[Dataset items]
┄┄┄┄┄┄

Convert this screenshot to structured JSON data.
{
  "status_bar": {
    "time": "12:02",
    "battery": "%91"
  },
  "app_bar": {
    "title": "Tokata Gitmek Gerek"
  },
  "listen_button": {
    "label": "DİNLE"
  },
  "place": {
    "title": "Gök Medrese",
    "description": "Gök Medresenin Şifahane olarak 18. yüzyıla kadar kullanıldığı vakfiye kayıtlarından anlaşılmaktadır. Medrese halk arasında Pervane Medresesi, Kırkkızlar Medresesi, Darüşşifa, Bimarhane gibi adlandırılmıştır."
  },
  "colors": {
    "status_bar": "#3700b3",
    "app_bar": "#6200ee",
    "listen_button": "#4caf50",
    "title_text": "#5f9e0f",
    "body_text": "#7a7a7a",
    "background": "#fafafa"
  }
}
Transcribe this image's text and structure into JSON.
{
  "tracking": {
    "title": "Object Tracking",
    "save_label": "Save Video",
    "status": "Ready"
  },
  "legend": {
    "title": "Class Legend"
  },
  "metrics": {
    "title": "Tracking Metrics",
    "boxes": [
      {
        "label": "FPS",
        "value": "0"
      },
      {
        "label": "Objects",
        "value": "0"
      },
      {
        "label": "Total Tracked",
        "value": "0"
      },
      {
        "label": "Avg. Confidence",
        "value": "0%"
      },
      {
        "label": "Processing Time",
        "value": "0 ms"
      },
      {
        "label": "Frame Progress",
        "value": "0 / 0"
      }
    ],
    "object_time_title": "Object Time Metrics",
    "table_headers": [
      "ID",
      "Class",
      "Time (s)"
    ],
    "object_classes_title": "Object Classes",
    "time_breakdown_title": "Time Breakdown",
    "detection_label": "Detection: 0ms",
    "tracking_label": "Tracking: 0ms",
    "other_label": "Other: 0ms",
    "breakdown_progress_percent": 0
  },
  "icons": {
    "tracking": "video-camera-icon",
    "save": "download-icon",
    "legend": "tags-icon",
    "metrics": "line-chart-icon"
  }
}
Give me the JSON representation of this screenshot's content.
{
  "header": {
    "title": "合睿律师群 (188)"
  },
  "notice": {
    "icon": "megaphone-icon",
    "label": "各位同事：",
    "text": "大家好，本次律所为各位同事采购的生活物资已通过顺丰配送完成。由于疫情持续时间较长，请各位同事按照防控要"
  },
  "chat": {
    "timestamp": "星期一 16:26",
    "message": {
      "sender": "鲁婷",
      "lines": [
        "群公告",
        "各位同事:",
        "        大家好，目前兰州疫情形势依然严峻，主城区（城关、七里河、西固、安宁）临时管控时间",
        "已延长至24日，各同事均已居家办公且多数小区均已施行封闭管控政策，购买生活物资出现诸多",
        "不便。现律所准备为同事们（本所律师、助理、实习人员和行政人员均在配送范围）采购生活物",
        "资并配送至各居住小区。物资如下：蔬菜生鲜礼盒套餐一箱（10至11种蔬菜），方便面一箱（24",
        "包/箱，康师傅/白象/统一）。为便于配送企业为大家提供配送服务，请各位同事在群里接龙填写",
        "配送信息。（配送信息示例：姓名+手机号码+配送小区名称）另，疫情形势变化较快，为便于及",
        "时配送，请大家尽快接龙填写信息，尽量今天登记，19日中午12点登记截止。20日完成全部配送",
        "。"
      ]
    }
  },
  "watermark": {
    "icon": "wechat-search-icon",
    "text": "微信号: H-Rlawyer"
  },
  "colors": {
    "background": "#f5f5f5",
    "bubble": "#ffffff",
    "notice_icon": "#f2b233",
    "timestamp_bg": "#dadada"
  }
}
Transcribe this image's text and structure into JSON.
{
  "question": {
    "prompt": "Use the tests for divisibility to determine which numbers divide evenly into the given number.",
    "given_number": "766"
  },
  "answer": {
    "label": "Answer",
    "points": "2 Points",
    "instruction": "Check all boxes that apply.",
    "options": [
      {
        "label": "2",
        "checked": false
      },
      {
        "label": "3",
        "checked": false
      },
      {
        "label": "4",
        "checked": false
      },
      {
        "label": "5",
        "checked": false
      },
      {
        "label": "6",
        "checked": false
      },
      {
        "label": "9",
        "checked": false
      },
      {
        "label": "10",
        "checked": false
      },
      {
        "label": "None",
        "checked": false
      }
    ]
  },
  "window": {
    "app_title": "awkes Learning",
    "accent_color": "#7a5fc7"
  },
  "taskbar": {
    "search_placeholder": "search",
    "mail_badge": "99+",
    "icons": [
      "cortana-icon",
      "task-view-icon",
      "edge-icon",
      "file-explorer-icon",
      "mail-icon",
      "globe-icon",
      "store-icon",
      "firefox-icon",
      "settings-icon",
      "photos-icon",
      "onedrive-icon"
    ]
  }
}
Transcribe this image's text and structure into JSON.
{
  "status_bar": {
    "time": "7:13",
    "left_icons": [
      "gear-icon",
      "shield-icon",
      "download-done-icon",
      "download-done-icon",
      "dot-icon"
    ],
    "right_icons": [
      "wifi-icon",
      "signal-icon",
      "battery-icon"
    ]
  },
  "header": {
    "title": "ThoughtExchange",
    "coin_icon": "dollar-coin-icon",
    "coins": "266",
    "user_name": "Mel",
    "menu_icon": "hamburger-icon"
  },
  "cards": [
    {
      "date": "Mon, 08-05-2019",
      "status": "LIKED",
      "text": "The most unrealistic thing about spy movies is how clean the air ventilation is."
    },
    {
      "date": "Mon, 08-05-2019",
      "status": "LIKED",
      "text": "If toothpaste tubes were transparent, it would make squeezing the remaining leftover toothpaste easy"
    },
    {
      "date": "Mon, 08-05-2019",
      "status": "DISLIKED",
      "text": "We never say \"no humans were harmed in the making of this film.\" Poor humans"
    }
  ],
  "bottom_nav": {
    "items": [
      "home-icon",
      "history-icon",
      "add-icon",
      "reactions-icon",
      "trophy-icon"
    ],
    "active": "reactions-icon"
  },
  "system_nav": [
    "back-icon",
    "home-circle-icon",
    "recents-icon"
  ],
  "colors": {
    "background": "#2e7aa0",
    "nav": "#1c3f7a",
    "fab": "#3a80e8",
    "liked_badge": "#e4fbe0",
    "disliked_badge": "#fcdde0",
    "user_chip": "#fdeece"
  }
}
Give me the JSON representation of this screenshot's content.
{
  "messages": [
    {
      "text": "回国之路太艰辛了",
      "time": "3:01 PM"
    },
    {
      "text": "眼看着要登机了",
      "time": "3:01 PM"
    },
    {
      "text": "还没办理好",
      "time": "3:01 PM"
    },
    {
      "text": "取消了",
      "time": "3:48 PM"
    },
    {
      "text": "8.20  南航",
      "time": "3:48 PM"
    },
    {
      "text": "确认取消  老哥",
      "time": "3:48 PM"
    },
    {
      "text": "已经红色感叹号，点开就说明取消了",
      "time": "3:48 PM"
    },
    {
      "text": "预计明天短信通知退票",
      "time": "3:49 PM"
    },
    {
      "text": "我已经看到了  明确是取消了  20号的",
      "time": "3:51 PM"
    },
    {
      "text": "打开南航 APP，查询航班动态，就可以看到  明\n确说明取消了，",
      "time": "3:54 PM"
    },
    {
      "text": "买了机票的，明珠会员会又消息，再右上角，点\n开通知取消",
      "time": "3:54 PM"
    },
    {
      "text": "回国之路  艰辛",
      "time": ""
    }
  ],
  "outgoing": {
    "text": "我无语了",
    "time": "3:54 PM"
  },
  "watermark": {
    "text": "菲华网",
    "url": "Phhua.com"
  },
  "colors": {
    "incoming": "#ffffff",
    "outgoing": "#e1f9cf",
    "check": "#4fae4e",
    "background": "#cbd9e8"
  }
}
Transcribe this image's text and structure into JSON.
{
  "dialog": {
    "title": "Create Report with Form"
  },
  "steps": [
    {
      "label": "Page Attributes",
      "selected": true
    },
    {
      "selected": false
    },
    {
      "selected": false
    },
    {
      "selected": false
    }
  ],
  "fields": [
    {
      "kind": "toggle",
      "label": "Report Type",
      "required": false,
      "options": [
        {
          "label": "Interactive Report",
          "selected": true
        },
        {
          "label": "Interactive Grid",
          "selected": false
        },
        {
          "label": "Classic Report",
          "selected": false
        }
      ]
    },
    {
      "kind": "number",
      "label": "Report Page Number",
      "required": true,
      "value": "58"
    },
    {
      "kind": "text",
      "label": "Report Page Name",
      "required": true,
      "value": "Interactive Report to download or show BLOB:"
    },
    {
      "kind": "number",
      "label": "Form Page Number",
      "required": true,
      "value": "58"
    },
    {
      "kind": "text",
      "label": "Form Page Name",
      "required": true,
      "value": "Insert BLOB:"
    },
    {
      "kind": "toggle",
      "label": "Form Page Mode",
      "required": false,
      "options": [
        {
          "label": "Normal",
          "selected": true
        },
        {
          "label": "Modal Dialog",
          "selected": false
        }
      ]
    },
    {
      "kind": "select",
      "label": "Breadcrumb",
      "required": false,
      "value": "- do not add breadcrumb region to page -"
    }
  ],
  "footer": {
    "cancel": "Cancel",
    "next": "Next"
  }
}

┄┄┄┄┄┄

**What the task requires**
Looking at the entries above, how many lines contain the word "Report"? Answer with the number alone.

**Completed task**
7